GOAL — Go through the material and write it all out exactly, minus the pictures.

....................

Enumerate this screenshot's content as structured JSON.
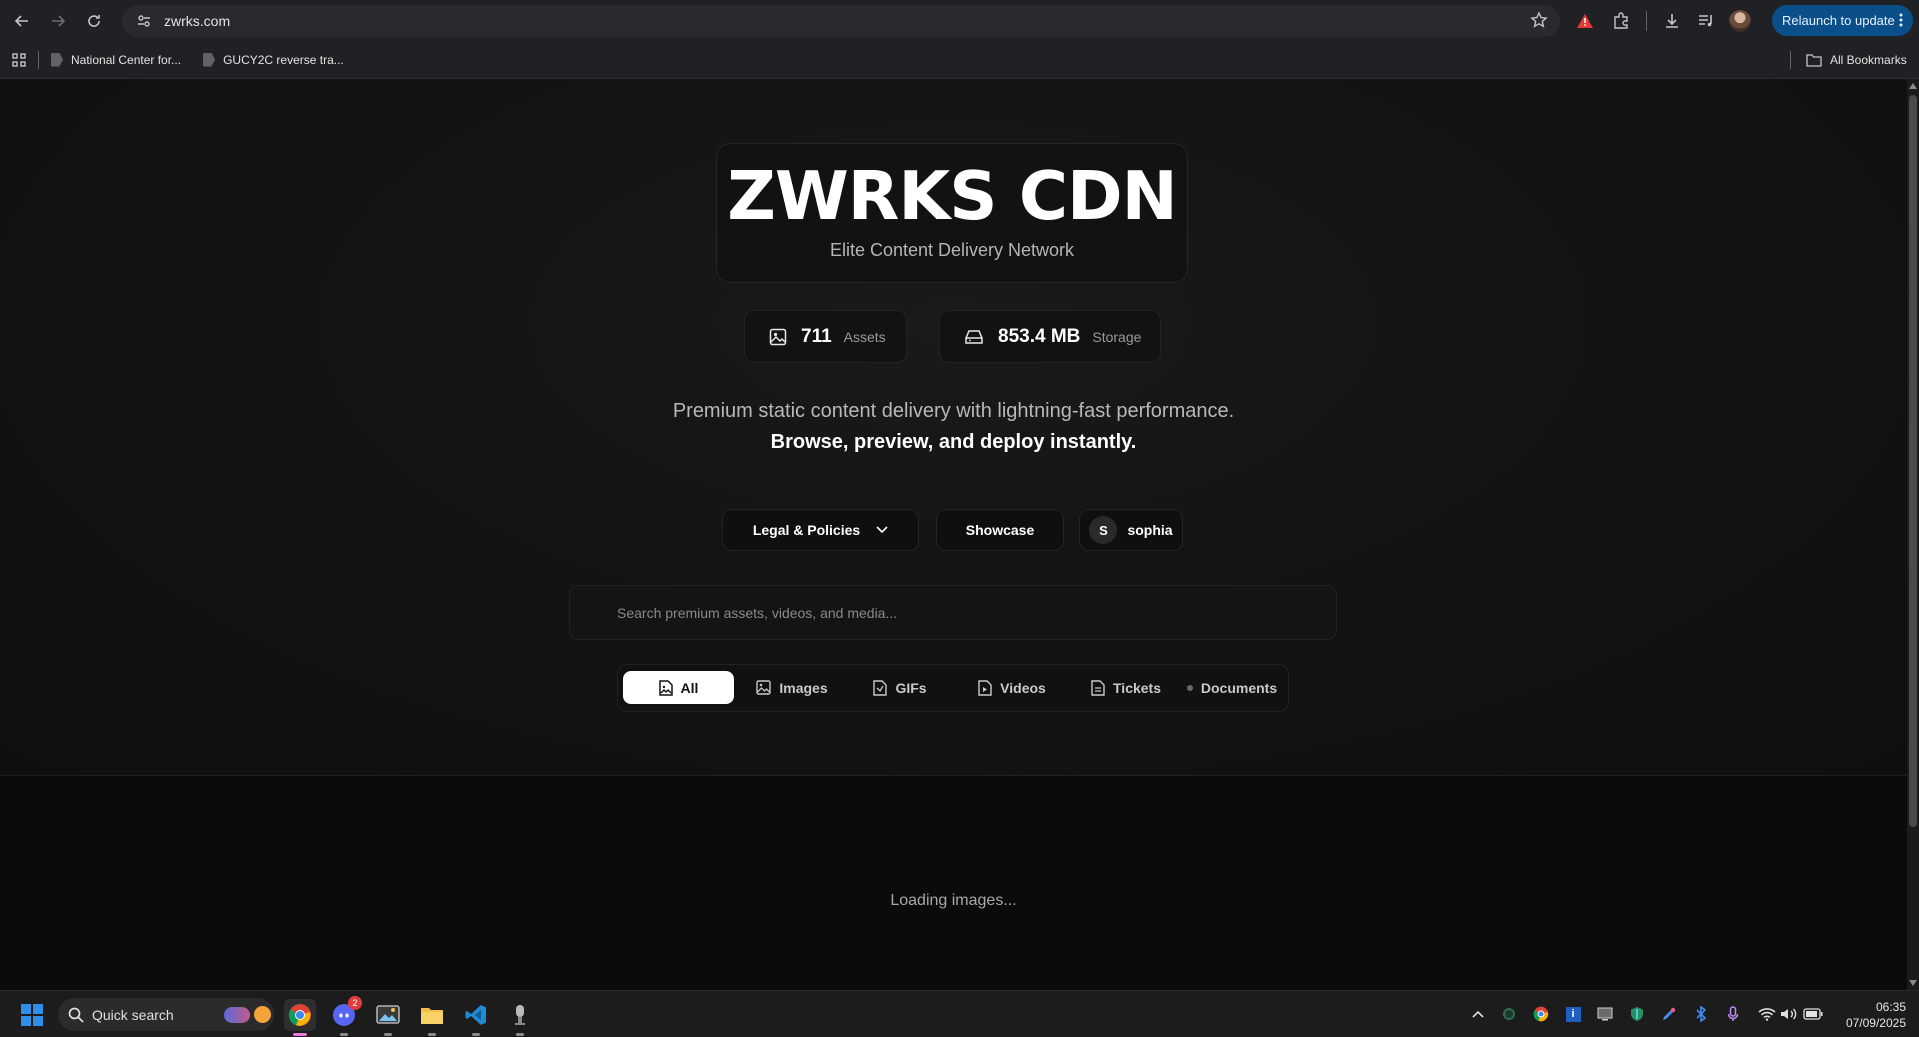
{
  "browser": {
    "url": "zwrks.com",
    "relaunch_label": "Relaunch to update",
    "bookmarks": [
      {
        "label": "National Center for..."
      },
      {
        "label": "GUCY2C reverse tra..."
      }
    ],
    "all_bookmarks_label": "All Bookmarks"
  },
  "page": {
    "title": "ZWRKS CDN",
    "subtitle": "Elite Content Delivery Network",
    "stats": [
      {
        "value": "711",
        "label": "Assets",
        "icon": "image-icon"
      },
      {
        "value": "853.4 MB",
        "label": "Storage",
        "icon": "drive-icon"
      }
    ],
    "tagline_1": "Premium static content delivery with lightning-fast performance.",
    "tagline_2": "Browse, preview, and deploy instantly.",
    "nav": {
      "legal_label": "Legal & Policies",
      "showcase_label": "Showcase",
      "user_initial": "S",
      "user_name": "sophia"
    },
    "search": {
      "placeholder": "Search premium assets, videos, and media..."
    },
    "tabs": [
      {
        "label": "All",
        "active": true
      },
      {
        "label": "Images",
        "active": false
      },
      {
        "label": "GIFs",
        "active": false
      },
      {
        "label": "Videos",
        "active": false
      },
      {
        "label": "Tickets",
        "active": false
      },
      {
        "label": "Documents",
        "active": false
      }
    ],
    "loading_text": "Loading images..."
  },
  "taskbar": {
    "search_label": "Quick search",
    "discord_badge": "2",
    "time": "06:35",
    "date": "07/09/2025"
  },
  "colors": {
    "background": "#0e0e0e",
    "accent_button": "#0b4f8a",
    "active_tab": "#ffffff"
  }
}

....................

ANSWER TO THE PROBLEM —
Enumerate this screenshot's content as structured JSON.
{
  "browser": {
    "url": "zwrks.com",
    "relaunch_label": "Relaunch to update",
    "bookmarks": [
      {
        "label": "National Center for..."
      },
      {
        "label": "GUCY2C reverse tra..."
      }
    ],
    "all_bookmarks_label": "All Bookmarks"
  },
  "page": {
    "title": "ZWRKS CDN",
    "subtitle": "Elite Content Delivery Network",
    "stats": [
      {
        "value": "711",
        "label": "Assets",
        "icon": "image-icon"
      },
      {
        "value": "853.4 MB",
        "label": "Storage",
        "icon": "drive-icon"
      }
    ],
    "tagline_1": "Premium static content delivery with lightning-fast performance.",
    "tagline_2": "Browse, preview, and deploy instantly.",
    "nav": {
      "legal_label": "Legal & Policies",
      "showcase_label": "Showcase",
      "user_initial": "S",
      "user_name": "sophia"
    },
    "search": {
      "placeholder": "Search premium assets, videos, and media..."
    },
    "tabs": [
      {
        "label": "All",
        "active": true
      },
      {
        "label": "Images",
        "active": false
      },
      {
        "label": "GIFs",
        "active": false
      },
      {
        "label": "Videos",
        "active": false
      },
      {
        "label": "Tickets",
        "active": false
      },
      {
        "label": "Documents",
        "active": false
      }
    ],
    "loading_text": "Loading images..."
  },
  "taskbar": {
    "search_label": "Quick search",
    "discord_badge": "2",
    "time": "06:35",
    "date": "07/09/2025"
  },
  "colors": {
    "background": "#0e0e0e",
    "accent_button": "#0b4f8a",
    "active_tab": "#ffffff"
  }
}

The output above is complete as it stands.